= INSTRUCCIÓN =
Copie sin alteraciones, del texto sobre el arte y el recuerdo, el tramo comprendido desde "Por eso, en" hasta "extinguir u ocultar.".

El reencuentro del pasado feliz a través de un estímulo cultural puede ya considerarse un tópico del arte contemporáneo.

Estuvo presente en la película La entrevista (1987) de Federico Fellini, donde Marcello Mastroianni y Anita Ekberg, septuagenarios, se miran a sí mismos jóvenes, en la mágica escena en la Fontana de Trevi de La dolce vita (1960). Ese enfrentamiento cara a cara con la propia juventud en parte es doloroso, porque evidencia el deterioro físico, pero también implica el disfrute por recordar aquella felicidad y revivirla.

Ambas escenas me vinieron a la memoria ayer, mirando en el portal de El País el video doméstico donde la recientemente fallecida bailarina de ballet Marta Cinta, postrada en una silla de ruedas y víctima de Alzheimer, al escuchar con unos audífonos El lago de los cisnes, sonríe y evoca su arte, moviendo brazos y manos con dulzura infinita.

Imposible no quebrarse, con ese triunfo final del goce de la música sobre la enfermedad y la decadencia.

Bien miradas, las tres escenas tienen todo en común, a pesar de que la de Coco sea ficticia, la de La entrevista ficcione sobre personas reales, y el video de Marta Cinta sea realista al cien por ciento. Desde esos contextos tan diversos, desembocan en una misma conclusión. Que el arte representa mucho más que una terapia extraordinaria: es un sostén espiritual que nos dignifica, purifica y eleva, derrotando la angustia y sobreponiéndonos al paso del tiempo.

Chaikovski está muerto y sin embargo, sigue moviendo con su propia pasión creativa el cuerpo desfalleciente de la otrora grandiosa bailarina. Ella también acaba de fallecer, pero su imagen en el video continúa aportándonos ese amor a la vida que necesitamos para impulsar cada una de nuestras luchas cotidianas.

Para algunos, el arte es un adorno prescindible. Para otros, un vehículo ingenioso sobre el que trasmitir falsas certezas filosóficas o políticas.

En realidad es mucho más. Es una argamasa que une espiritualmente a las personas, sin importar si viven o no, ni a qué tiempo y lugar pertenecen.

Es materia que integra en lugar de dividir, porque permite que emisor y receptor se identifiquen en sus alegrías y pesares. Todo lo contrario a la inercia de nuestras sociedades exasperadas, donde crecen fundamentalistas que privilegian su credo por sobre la vida y donde los nuevos sistemas de comunicación digital están diseñados explícitamente para separar, y radicalizar a cada uno en sus propios prejuicios.

Por eso, en estos tiempos de falsos profetas y filósofos de boliche que apuntan a la confrontación, es bueno volver a Chaikovski, a Fellini, a aquellos artistas de todos los tiempos que sobreviven justamente porque no crearon desde la arrogancia autosuficiente, sino desde la propia incertidumbre, ese estado de ánimo tan humano que el utilitarismo imperante se empeña en extinguir u ocultar.

El progreso económico hace crecer a los países, claro. Pero, el arte y la cultura son imprescindibles para que crezcamos las personas.

= DATOS DE ORIGEN =
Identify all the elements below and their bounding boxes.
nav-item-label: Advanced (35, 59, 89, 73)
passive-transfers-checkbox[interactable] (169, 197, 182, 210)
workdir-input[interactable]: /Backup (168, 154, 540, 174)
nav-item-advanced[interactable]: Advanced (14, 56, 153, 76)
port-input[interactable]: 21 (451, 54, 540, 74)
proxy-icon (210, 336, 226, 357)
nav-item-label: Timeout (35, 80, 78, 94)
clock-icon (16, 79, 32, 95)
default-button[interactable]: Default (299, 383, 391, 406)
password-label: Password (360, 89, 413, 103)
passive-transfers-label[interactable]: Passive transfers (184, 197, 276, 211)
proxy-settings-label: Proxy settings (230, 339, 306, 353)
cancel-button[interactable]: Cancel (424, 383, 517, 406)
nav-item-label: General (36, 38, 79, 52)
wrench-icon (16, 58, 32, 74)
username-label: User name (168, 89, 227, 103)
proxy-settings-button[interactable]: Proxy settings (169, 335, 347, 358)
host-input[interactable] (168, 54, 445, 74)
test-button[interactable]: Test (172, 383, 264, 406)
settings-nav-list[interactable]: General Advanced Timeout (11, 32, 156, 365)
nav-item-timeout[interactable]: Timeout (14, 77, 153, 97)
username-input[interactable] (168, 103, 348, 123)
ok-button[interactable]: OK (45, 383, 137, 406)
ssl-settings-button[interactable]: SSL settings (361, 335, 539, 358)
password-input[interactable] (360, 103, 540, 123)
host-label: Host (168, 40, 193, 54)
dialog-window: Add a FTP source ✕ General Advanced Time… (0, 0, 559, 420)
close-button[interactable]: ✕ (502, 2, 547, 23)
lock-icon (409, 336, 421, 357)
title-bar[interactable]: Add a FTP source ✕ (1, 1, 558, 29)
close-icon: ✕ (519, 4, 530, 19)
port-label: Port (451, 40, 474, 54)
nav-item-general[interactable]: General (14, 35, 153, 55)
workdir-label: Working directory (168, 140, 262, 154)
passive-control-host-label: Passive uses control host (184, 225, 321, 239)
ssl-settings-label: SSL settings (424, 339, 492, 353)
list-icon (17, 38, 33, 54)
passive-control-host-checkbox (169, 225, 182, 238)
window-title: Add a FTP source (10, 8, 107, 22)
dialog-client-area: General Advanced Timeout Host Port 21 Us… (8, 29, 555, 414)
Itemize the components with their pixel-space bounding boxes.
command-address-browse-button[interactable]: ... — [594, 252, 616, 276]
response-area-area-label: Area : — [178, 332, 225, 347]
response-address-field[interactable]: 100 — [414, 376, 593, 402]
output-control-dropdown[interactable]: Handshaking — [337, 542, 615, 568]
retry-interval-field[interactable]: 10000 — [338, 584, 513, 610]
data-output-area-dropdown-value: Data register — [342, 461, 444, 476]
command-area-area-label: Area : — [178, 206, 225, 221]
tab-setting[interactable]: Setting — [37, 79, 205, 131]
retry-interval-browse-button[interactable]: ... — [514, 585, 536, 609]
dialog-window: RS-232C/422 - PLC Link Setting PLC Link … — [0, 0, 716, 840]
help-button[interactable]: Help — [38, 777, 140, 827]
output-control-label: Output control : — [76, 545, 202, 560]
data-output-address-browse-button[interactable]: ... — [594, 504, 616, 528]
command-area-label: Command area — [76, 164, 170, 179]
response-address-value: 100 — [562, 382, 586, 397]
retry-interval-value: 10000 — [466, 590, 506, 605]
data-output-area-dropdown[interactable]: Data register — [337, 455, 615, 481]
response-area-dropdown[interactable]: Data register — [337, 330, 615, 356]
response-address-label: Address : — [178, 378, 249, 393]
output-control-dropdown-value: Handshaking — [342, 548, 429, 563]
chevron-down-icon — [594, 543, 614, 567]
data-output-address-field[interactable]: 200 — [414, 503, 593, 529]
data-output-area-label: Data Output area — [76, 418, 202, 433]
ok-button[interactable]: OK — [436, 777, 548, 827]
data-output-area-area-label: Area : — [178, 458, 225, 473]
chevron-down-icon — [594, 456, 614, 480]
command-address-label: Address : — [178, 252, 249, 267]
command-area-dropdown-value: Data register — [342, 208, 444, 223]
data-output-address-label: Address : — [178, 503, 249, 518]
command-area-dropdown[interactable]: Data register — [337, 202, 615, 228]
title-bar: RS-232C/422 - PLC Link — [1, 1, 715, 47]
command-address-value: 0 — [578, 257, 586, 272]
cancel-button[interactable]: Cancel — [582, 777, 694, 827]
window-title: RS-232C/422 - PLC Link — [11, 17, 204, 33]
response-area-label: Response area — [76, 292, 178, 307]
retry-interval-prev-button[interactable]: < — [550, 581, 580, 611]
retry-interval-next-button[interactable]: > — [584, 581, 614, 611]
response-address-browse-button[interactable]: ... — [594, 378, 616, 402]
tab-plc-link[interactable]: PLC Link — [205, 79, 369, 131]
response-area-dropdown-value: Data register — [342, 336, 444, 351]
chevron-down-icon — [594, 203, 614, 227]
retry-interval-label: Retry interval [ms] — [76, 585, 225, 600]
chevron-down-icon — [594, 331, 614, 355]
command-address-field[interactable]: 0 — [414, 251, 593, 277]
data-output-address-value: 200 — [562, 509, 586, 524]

= RESULTADO OBTENIDO =
Por eso, en estos tiempos de falsos profetas y filósofos de boliche que apuntan a la confrontación, es bueno volver a Chaikovski, a Fellini, a aquellos artistas de todos los tiempos que sobreviven justamente porque no crearon desde la arrogancia autosuficiente, sino desde la propia incertidumbre, ese estado de ánimo tan humano que el utilitarismo imperante se empeña en extinguir u ocultar.